-- Begin Input data --
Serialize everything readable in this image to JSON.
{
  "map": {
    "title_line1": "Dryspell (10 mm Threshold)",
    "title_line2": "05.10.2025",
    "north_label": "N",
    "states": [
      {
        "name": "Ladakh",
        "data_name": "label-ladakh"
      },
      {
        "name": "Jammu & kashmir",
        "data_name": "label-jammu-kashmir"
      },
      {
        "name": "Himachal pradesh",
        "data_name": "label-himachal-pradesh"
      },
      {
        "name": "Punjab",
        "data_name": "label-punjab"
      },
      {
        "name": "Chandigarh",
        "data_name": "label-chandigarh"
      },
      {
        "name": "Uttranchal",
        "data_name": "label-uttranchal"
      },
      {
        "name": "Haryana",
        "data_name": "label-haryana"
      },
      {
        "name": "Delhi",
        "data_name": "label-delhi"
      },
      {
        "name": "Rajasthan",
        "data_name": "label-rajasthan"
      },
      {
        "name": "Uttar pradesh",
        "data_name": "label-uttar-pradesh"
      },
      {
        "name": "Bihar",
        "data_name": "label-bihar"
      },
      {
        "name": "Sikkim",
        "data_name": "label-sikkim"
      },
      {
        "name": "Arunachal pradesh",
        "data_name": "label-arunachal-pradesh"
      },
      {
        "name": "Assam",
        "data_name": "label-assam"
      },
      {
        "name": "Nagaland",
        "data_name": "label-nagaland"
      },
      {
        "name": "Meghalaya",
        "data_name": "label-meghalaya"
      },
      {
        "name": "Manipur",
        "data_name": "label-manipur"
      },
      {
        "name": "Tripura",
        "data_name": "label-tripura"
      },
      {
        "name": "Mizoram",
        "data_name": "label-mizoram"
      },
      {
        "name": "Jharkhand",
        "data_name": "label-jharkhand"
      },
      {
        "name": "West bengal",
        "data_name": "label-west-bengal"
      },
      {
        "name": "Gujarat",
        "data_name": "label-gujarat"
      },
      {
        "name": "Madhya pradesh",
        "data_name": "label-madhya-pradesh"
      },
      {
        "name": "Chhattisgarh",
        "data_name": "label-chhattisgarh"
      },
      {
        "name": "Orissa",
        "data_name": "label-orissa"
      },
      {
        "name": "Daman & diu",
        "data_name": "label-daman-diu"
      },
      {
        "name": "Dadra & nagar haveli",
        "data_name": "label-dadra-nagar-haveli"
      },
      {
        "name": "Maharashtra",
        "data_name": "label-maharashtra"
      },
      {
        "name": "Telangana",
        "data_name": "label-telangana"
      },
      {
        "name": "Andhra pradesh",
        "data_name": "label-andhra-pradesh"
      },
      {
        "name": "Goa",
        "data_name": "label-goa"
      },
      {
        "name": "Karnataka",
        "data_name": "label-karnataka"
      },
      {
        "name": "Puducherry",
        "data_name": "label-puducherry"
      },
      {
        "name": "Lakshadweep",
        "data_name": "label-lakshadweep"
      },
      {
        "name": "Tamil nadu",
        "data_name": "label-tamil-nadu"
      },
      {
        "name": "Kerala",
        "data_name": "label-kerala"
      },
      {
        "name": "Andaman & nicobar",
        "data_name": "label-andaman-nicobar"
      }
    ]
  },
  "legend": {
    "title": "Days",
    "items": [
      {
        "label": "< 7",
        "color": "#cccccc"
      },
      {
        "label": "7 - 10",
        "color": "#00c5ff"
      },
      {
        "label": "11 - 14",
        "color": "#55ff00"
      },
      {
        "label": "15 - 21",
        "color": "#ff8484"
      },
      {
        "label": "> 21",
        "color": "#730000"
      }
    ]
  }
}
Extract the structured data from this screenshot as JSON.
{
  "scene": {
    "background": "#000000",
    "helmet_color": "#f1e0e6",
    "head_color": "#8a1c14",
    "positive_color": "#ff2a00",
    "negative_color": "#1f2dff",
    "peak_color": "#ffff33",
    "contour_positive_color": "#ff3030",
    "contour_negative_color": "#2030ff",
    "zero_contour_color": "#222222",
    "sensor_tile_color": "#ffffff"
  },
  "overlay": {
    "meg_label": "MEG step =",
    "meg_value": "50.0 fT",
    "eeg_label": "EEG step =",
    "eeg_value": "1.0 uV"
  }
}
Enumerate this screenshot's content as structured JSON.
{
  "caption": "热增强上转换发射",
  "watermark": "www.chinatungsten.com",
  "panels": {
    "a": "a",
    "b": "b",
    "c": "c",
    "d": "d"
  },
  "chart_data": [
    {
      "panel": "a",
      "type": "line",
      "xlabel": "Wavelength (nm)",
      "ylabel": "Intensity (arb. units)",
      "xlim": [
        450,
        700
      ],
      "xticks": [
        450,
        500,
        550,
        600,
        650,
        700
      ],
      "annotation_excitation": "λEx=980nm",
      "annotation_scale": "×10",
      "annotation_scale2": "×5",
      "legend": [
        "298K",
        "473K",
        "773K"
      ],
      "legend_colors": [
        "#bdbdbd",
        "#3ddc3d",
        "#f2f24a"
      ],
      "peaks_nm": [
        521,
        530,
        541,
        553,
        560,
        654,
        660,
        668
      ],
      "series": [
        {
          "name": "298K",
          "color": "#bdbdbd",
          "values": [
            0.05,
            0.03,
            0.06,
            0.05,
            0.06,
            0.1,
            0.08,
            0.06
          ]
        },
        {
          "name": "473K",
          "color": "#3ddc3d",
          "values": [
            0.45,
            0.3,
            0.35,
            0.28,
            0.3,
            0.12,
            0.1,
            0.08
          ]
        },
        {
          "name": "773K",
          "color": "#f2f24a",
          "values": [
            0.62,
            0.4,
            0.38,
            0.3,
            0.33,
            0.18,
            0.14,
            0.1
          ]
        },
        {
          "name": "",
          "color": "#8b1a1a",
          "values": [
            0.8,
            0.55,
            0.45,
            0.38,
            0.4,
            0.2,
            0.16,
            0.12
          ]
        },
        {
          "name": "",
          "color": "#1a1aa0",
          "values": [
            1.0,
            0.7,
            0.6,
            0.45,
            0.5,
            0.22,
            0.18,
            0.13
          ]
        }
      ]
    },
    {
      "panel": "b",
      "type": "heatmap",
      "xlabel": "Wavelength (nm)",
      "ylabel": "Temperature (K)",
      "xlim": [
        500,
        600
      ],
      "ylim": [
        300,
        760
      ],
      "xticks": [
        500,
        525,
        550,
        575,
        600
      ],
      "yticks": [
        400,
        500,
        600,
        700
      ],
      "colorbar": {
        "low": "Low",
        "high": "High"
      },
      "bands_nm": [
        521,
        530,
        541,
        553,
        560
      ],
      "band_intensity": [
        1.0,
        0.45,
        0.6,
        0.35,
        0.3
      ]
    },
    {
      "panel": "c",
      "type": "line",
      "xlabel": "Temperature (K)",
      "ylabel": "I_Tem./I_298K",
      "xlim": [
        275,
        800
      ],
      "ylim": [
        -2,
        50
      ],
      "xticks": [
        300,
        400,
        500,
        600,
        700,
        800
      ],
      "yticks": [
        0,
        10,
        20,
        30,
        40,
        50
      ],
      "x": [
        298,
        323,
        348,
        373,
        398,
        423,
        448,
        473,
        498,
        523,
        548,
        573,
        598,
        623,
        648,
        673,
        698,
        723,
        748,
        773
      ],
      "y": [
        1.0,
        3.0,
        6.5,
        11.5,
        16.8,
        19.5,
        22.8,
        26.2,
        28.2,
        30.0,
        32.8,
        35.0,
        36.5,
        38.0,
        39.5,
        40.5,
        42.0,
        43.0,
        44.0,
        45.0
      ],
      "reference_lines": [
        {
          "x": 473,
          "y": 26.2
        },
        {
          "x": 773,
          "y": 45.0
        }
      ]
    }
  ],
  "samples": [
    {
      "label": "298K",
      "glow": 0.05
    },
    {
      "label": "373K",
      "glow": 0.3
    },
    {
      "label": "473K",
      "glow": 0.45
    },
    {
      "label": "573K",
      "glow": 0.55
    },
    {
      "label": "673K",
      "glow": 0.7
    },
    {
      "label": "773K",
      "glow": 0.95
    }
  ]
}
-- End Input data --
#### [What this task involves]
Work out how many lines of the data above hold the word "ylabel", and write only the count.

#### [Solution to this problem]
3